Work instructions: Extract the portion of the slingshot band thread that runs from "3/8 steel is" to "precise 170mm (20-12)", word for word.

Passage:
_ _ _ _ _ _ _
# BB Size and band width



## Blaze (Apr 6, 2019)

What size BB's to use?

I'm thinking this is probably broken down in to 3 good options?

The best size for hunting

The best size for targets

The best alrounder

Same question for bands?

Thinking of theraband, what is the best width of gold to use and for which application and what size BB.


----------



## Grandpa Grumpy (Apr 21, 2013)

This question is going to be hard to answer. Band width depends on the material (you specify theraband), draw length, ammo size and the distance you are shooting.

While some shooters are still using theraband, it has fallen out of favor with many. There seems to be material better suited for slingshots coming out of china.


----------



## Blaze (Apr 6, 2019)

Grandpa Grumpy said:


> This question is going to be hard to answer. Band width depends on the material (you specify theraband), draw length, ammo size and the distance you are shooting.
> 
> While some shooters are still using theraband, it has fallen out of favor with many. There seems to be material better suited for slingshots coming out of china.


Do you mean the GZK stuff?

I'm happy to experiment with all sorts. I had assumed the theraband gold was the stuff to use and gamekeeper john seems to favour it - so i'd assumed it was decent stuff.


----------



## raventree78 (Apr 20, 2016)

I still use theraband gold for a lot of my shooting. For me it is like the base line all others are judged by. That said I do like the .60 and .65 precise from Dankung. I found that I like a band set cut to a 20mm to 12mm taper and a 220mm length for general use and I mostly shoot 3/8 steel but with the .65 precise I am comfortable shooting 7/16 steel. I only target shoot and do not hunt but these set ups seem to work well on both soda and tin cans. Just my $0.02


----------



## Wreck-it (Mar 25, 2019)

I really enjoy the sumeike from china it shoots great i can buy cheap from US re-seller so short wait time. I have used theraband and it doesn't hold a candle to this stuff, its made for slingshots. I have shot the Precise it is good as well. Gamekeeper has videos raving about the Gzk I am looking forward to trying it myself. I'm waiting the 3 weeks for it to arrive from China now. There are a ton of ammo combos to band sizes. Simple shot has good video talking about this. Pocket Predator has area dedicated to this in his website also. Good luck figuring it out is 1/2 the fun.

I use .55 Sumeike with 5/16" bb. 5/8" to 1/2" taper over 6.5" for my 33" draw target shooting

.70 Sumeike .44cal lead bb, 1 1/4" to 1" taper over 6.5" to get critters


----------



## Duke1066 (Apr 20, 2019)

Do you know of any us seller that sells precut tapers?


----------



## Blaze (Apr 6, 2019)

Duke1066 said:


> Do you know of any us seller that sells precut tapers?


No. But its so easy to cut with a rotary cutter. Give it a try.


----------



## raventree78 (Apr 20, 2016)

Duke1066 said:


> Do you know of any us seller that sells precut tapers?


Yes simple shot does: https://simple-shot.com/vip/die-cut-slingshot-bands/


----------



## skarrd (Jul 20, 2011)

i usually use office bands and 1/2 in by 2 in pouches for BBs,occassionaly 3/8s wide TBG same pouches,pull to my earlobe,and they seem to work well for what they are and what they shoot


----------



## Brewmaster (Jul 8, 2021)

I just made a set of bands for BB's. I am shooting a short draw setup (31") OTT. Here are the results. They are FAST, but I do not get any hand slap and so far have over 400 shots on the band set. Hope this helps. Cheers, Steve


----------



## Henry the Hermit (Jun 2, 2010)

Blaze said:


> What size BB's to use?
> 
> 
> 
> Thinking of theraband, what is the best width of gold to use and for which application and what size BB.


3/8 steel is the most commonly used pellet size.. BB is a shot size designation, and there is only one BB size. Yes, I know I'm being anal, and urinating over the windward rail.


----------



## josephlys (May 4, 2010)

9mm lead = 0.75 precise 170mm (20-12 taper)
10.5mm lead = 0.90 precise 170mm (20-12)

For shortdraw style under<500% elongation


----------
_ _ _ _ _ _ _
(A run of records)
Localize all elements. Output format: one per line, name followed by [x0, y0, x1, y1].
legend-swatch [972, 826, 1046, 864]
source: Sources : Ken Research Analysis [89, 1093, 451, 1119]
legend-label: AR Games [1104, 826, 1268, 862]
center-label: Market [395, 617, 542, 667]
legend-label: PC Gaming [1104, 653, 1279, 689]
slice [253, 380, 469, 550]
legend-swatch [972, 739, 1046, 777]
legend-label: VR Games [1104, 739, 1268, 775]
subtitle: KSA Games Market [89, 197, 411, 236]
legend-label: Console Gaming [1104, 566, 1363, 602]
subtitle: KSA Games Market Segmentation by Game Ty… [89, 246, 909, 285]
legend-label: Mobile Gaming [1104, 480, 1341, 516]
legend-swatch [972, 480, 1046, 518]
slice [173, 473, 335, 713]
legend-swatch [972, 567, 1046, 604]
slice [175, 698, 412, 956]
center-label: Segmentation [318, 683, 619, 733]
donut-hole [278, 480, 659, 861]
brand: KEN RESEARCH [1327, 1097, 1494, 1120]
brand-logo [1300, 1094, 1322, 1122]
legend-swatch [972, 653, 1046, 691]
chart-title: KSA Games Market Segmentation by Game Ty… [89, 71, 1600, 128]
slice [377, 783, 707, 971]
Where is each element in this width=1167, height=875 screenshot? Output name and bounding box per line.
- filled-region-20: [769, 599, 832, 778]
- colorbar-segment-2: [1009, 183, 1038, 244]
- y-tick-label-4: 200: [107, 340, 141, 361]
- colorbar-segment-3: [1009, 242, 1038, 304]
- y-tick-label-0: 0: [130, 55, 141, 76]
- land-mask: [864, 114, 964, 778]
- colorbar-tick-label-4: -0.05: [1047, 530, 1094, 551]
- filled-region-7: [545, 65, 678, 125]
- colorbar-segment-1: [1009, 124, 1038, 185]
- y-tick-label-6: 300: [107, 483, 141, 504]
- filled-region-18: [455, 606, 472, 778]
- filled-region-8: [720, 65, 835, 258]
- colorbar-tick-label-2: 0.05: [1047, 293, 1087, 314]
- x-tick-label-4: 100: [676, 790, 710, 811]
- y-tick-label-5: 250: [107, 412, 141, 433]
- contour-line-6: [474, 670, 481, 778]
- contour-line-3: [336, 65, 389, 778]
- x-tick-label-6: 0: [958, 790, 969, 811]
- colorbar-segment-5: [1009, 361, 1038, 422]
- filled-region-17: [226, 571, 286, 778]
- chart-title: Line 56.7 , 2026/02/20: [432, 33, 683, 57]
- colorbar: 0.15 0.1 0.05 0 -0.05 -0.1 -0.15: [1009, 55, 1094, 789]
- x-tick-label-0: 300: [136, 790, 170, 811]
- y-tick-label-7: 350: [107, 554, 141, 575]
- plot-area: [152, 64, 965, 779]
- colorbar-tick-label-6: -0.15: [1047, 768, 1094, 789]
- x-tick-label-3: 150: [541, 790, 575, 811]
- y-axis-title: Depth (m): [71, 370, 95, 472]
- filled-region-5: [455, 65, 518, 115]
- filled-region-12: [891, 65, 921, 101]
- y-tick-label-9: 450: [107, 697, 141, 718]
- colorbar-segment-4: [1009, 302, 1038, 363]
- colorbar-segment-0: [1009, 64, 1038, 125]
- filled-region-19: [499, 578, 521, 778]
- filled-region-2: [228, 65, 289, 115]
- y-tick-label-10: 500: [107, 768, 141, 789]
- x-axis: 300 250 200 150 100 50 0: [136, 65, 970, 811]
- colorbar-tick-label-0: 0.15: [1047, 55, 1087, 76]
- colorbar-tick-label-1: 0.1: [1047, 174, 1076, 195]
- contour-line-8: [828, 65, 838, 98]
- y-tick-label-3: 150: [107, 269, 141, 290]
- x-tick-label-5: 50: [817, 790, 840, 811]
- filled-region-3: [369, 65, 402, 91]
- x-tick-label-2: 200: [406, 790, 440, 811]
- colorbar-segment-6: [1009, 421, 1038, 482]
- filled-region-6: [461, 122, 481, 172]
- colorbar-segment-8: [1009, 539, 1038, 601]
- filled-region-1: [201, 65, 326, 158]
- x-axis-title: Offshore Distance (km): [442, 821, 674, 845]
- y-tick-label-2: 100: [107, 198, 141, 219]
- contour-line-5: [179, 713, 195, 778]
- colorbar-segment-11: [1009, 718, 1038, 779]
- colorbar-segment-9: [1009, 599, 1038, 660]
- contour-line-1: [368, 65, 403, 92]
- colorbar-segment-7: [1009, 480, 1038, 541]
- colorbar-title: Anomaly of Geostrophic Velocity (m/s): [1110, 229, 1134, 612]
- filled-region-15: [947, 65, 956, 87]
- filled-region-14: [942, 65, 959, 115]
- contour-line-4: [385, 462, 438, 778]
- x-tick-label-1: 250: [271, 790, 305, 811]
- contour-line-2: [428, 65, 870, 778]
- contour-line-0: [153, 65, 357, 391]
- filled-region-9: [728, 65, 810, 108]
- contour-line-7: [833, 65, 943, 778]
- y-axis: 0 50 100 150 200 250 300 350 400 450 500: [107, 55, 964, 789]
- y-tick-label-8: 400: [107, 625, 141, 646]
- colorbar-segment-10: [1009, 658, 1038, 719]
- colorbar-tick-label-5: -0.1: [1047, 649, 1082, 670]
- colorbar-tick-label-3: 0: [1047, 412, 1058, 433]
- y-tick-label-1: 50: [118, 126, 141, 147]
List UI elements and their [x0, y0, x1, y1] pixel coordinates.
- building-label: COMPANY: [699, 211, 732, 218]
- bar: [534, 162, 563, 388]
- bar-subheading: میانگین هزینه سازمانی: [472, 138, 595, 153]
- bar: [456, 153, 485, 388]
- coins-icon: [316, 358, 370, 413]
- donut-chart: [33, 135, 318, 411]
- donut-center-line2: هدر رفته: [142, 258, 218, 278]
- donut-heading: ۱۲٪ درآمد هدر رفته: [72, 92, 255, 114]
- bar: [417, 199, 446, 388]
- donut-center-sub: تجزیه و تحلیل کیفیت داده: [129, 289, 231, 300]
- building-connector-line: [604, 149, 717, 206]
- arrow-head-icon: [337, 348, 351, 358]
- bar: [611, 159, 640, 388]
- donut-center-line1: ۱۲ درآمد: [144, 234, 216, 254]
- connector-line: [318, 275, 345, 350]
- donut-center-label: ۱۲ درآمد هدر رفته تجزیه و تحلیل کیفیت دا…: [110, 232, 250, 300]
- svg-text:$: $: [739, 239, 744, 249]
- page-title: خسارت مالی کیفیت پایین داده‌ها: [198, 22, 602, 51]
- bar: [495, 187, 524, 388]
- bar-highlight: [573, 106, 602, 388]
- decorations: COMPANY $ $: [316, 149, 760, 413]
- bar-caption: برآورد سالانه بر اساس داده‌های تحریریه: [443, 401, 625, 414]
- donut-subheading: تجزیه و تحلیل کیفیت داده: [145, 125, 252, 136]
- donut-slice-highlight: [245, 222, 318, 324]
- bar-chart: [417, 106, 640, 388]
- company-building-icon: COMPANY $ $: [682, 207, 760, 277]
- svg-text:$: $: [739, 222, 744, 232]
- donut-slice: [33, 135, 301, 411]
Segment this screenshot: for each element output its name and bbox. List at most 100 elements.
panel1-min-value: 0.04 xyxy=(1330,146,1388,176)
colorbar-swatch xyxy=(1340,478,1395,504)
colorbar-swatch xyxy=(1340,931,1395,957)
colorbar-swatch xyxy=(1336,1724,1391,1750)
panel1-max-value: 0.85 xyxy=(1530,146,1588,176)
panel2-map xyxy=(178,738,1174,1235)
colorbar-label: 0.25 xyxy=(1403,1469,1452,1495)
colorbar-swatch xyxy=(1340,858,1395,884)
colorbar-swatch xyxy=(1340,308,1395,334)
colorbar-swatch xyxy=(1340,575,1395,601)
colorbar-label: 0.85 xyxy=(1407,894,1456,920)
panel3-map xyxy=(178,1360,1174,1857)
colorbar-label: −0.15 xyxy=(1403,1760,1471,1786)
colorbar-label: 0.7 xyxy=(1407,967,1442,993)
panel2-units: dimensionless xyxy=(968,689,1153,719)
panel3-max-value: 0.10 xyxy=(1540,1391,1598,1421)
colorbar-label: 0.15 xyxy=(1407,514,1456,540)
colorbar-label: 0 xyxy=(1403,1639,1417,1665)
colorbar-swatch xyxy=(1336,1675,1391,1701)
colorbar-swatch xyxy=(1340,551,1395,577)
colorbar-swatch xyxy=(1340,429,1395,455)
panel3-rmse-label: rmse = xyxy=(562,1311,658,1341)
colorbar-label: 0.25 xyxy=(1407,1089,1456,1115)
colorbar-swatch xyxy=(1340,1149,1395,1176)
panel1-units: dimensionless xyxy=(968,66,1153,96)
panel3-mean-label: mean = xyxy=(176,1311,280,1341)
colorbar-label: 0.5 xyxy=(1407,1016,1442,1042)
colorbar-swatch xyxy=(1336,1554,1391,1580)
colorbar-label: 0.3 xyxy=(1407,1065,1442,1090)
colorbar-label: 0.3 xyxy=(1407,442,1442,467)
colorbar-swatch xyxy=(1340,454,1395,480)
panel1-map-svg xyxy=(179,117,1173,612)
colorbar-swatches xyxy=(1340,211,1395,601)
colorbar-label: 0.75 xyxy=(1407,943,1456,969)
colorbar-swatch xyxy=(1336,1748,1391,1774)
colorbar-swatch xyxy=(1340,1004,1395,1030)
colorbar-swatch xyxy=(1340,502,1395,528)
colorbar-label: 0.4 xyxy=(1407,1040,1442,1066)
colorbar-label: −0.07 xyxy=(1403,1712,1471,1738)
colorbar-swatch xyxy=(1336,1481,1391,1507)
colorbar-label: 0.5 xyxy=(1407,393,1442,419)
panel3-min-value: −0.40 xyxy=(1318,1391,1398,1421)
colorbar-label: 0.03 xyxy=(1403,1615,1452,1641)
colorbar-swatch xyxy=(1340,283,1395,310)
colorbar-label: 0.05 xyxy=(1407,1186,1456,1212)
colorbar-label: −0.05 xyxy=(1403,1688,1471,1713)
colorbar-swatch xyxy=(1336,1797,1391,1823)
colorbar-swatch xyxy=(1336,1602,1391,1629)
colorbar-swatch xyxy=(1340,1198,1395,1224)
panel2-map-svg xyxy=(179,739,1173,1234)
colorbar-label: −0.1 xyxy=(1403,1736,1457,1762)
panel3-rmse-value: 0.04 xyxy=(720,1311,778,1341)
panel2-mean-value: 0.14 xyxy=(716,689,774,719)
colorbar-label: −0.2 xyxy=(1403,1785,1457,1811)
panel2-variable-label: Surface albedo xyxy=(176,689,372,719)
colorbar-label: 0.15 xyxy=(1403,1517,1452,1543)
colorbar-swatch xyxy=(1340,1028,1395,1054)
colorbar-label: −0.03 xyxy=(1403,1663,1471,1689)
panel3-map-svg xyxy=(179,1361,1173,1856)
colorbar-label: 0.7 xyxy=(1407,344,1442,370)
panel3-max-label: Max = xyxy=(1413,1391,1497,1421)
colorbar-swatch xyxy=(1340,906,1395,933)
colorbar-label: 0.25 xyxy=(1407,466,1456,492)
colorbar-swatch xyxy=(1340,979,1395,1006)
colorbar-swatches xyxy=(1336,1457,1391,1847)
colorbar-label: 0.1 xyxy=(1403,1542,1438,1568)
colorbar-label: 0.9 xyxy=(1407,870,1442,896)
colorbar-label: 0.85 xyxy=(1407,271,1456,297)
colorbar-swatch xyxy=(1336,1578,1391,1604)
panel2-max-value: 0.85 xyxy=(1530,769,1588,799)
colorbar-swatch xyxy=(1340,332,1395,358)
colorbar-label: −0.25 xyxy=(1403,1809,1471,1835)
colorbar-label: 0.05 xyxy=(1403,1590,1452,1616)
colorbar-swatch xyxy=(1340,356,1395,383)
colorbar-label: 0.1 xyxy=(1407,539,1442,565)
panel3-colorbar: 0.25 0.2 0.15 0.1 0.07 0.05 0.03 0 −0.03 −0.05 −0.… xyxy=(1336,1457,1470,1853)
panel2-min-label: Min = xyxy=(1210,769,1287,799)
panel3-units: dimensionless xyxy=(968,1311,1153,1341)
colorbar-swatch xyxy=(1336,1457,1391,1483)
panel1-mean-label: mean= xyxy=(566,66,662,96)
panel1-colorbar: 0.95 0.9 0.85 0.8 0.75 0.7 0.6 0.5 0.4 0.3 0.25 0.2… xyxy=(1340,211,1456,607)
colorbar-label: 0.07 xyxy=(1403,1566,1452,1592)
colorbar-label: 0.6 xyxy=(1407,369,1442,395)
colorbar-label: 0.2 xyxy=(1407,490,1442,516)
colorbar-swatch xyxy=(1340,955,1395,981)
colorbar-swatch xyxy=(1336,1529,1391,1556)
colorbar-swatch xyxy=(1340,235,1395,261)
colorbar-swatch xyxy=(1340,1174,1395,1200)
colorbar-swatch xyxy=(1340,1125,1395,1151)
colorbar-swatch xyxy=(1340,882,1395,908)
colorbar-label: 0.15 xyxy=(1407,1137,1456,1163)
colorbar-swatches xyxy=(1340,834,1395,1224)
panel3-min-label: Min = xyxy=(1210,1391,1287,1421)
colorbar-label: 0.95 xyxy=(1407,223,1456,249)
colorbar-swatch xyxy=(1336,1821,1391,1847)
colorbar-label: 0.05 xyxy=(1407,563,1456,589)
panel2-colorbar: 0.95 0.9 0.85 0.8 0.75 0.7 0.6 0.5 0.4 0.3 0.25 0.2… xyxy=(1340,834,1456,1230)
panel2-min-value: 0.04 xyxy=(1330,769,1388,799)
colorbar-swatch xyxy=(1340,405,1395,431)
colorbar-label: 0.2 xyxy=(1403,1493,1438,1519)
_ _ _ _ _ _ _
Correct response:
3/8 steel is the most commonly used pellet size.. BB is a shot size designation, and there is only one BB size. Yes, I know I'm being anal, and urinating over the windward rail.


----------



## josephlys (May 4, 2010)

9mm lead = 0.75 precise 170mm (20-12 taper)
10.5mm lead = 0.90 precise 170mm (20-12)